# Task to complete:
Examine the material below and count the lines that hold the word "name". Report only the number.

# start of Data

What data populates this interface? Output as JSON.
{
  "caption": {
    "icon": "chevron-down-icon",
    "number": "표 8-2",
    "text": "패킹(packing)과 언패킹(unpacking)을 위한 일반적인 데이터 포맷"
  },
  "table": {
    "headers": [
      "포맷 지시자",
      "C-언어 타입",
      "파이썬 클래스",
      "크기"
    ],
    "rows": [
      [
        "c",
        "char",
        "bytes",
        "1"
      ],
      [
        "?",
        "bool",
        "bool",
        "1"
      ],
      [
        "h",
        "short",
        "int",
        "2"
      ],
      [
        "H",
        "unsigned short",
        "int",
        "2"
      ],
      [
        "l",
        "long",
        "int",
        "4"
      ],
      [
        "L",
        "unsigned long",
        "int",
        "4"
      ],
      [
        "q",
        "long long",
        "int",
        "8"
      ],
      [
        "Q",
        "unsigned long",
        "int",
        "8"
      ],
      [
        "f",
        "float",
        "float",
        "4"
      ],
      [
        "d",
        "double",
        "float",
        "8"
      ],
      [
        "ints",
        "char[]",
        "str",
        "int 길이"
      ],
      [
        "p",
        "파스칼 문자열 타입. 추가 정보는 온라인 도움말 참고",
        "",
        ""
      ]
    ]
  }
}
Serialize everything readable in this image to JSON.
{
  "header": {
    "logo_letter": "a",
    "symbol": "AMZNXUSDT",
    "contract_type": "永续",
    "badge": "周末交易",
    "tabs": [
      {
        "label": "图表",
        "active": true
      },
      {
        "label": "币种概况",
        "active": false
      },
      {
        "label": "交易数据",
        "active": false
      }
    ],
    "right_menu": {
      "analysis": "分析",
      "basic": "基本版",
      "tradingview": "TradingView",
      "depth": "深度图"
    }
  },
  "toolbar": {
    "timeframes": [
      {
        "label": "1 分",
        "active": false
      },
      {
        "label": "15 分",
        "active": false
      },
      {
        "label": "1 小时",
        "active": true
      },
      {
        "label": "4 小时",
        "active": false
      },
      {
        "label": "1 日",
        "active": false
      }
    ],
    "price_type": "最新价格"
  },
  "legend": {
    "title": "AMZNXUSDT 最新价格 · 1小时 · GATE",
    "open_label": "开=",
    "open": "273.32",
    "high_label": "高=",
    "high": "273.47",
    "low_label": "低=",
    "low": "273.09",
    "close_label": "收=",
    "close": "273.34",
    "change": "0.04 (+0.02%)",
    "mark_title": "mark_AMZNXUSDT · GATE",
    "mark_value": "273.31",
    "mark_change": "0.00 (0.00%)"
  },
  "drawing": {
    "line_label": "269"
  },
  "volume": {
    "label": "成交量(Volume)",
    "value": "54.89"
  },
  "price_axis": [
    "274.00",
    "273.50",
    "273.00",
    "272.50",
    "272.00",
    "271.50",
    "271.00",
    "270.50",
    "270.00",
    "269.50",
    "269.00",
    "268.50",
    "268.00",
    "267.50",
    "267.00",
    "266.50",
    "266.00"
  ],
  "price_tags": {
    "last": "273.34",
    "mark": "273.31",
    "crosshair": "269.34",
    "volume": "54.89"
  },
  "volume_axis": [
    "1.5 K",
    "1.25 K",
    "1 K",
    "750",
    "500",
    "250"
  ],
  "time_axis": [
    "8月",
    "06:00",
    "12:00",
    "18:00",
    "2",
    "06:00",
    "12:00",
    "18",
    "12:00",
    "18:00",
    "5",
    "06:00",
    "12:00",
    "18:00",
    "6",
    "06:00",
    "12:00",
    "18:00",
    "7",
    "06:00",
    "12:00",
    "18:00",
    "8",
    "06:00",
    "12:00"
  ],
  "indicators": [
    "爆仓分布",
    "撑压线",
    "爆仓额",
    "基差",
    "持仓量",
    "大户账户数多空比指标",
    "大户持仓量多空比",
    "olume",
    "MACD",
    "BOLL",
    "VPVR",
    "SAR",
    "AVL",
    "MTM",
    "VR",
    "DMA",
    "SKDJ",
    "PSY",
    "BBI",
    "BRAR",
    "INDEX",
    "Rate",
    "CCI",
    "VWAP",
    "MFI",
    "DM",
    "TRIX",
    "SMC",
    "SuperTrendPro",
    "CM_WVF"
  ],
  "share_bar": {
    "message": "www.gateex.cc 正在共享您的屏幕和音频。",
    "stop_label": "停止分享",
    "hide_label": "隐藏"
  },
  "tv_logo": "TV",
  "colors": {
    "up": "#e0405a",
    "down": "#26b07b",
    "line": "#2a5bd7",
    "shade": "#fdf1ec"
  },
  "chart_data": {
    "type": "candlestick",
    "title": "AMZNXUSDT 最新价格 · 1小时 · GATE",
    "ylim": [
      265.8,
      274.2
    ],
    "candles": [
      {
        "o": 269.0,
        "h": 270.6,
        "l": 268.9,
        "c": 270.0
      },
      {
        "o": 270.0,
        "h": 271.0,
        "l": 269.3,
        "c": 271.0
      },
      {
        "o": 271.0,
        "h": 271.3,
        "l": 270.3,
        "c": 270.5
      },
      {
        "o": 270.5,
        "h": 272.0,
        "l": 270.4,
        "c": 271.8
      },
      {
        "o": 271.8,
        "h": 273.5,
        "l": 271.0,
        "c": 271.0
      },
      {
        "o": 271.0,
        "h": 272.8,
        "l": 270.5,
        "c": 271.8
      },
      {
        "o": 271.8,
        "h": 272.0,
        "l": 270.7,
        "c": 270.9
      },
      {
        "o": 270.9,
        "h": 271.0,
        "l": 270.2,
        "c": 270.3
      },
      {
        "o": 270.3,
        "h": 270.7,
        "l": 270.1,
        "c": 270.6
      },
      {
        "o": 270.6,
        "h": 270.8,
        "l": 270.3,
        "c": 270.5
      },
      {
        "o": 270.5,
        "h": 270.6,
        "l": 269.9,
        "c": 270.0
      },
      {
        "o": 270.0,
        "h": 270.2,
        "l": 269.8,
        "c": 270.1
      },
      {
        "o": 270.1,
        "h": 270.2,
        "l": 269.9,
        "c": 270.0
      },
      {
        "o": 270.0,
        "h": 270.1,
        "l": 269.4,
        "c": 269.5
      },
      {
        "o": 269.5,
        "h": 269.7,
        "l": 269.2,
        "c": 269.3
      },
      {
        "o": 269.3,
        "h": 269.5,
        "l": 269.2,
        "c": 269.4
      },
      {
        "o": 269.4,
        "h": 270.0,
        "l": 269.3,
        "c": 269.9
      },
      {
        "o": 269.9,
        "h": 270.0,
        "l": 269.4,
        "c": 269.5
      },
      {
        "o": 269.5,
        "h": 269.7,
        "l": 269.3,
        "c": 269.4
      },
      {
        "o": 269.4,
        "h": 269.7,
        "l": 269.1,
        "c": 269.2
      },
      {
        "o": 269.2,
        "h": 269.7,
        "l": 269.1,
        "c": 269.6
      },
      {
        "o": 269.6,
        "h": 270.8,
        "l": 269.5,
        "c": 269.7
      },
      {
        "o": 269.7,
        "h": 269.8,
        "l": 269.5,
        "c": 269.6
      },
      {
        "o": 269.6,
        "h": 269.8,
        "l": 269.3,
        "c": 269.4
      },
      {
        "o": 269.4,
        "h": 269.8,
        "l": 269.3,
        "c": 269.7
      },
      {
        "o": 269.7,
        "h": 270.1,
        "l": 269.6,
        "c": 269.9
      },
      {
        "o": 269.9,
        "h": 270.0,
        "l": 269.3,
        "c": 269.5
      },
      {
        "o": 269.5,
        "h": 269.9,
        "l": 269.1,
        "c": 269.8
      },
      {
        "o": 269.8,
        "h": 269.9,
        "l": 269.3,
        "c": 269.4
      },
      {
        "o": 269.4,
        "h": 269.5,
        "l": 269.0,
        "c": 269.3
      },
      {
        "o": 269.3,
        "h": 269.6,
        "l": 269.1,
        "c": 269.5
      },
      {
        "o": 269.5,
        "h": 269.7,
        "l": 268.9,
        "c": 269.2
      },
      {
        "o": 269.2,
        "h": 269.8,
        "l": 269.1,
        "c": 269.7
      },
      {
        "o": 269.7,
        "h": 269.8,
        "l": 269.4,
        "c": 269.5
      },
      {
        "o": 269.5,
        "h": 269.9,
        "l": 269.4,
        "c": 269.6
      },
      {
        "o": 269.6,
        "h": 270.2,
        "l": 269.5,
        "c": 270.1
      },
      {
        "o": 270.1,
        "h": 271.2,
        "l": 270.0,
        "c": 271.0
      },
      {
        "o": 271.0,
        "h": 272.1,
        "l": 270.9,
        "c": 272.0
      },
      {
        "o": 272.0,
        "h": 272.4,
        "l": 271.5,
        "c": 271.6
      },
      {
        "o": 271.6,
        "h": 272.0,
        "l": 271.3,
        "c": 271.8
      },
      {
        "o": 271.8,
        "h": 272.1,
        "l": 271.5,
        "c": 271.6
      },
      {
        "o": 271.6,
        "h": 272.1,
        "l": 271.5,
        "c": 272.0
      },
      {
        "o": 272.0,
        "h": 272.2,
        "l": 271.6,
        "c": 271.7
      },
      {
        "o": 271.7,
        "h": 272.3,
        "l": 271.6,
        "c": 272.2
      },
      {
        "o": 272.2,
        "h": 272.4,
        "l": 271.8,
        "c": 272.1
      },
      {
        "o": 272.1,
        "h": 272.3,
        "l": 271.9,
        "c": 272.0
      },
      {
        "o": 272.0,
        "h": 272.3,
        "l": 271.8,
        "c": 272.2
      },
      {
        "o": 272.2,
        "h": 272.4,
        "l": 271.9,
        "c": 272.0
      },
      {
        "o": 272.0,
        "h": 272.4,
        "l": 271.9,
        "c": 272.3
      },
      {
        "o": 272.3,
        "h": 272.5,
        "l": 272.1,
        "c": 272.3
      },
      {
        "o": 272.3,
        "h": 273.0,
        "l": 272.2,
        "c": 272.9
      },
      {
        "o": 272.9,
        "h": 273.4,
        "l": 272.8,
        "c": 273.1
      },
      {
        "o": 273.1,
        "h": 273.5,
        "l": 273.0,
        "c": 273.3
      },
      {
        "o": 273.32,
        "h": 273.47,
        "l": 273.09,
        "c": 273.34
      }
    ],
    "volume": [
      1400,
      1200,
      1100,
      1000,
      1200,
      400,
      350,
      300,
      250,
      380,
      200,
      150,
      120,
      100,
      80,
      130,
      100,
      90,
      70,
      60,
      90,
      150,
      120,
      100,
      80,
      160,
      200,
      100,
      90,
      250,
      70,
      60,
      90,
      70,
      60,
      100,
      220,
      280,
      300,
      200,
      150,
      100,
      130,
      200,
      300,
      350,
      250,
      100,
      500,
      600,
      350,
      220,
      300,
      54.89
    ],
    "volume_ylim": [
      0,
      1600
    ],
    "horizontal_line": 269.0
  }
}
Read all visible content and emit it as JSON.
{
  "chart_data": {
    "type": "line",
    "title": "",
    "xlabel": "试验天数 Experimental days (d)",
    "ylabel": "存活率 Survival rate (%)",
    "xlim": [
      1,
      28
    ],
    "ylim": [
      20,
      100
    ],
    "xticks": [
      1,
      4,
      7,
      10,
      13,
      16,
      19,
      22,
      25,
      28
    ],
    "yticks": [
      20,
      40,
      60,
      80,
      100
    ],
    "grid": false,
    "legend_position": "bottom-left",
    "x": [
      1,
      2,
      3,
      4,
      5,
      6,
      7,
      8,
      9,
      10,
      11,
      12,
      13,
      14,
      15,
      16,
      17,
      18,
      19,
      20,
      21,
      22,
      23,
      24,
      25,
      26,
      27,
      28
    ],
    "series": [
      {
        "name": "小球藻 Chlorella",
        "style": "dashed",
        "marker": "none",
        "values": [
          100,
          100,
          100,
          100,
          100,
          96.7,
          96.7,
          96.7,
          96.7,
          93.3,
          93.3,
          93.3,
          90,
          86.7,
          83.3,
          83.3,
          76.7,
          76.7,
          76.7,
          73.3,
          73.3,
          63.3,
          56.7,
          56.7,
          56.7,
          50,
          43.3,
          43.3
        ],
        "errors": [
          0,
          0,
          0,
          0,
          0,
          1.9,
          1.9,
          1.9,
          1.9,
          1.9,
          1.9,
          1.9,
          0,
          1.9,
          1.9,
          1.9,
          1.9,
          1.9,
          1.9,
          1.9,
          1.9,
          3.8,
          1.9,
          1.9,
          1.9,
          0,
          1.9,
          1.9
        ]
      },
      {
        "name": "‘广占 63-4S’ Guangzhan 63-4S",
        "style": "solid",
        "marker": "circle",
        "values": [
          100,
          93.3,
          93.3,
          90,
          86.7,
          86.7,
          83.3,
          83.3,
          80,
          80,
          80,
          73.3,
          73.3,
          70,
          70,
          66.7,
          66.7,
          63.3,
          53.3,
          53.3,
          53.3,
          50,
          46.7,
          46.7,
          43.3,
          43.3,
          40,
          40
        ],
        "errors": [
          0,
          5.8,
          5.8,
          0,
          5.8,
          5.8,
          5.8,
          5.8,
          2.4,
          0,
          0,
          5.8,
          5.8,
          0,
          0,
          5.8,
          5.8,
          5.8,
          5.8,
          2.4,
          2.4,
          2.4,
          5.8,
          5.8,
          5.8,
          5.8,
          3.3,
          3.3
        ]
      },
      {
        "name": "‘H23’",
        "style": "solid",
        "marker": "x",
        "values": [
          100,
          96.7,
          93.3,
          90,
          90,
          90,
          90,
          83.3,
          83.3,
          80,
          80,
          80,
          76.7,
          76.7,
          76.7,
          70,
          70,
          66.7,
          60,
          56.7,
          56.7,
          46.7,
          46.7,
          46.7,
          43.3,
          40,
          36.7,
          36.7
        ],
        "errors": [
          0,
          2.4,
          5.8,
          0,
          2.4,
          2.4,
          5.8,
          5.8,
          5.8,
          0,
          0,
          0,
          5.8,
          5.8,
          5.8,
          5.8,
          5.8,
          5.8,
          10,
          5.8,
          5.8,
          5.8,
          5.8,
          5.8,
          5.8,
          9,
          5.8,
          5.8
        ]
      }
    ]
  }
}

# end of Data

# Output:
3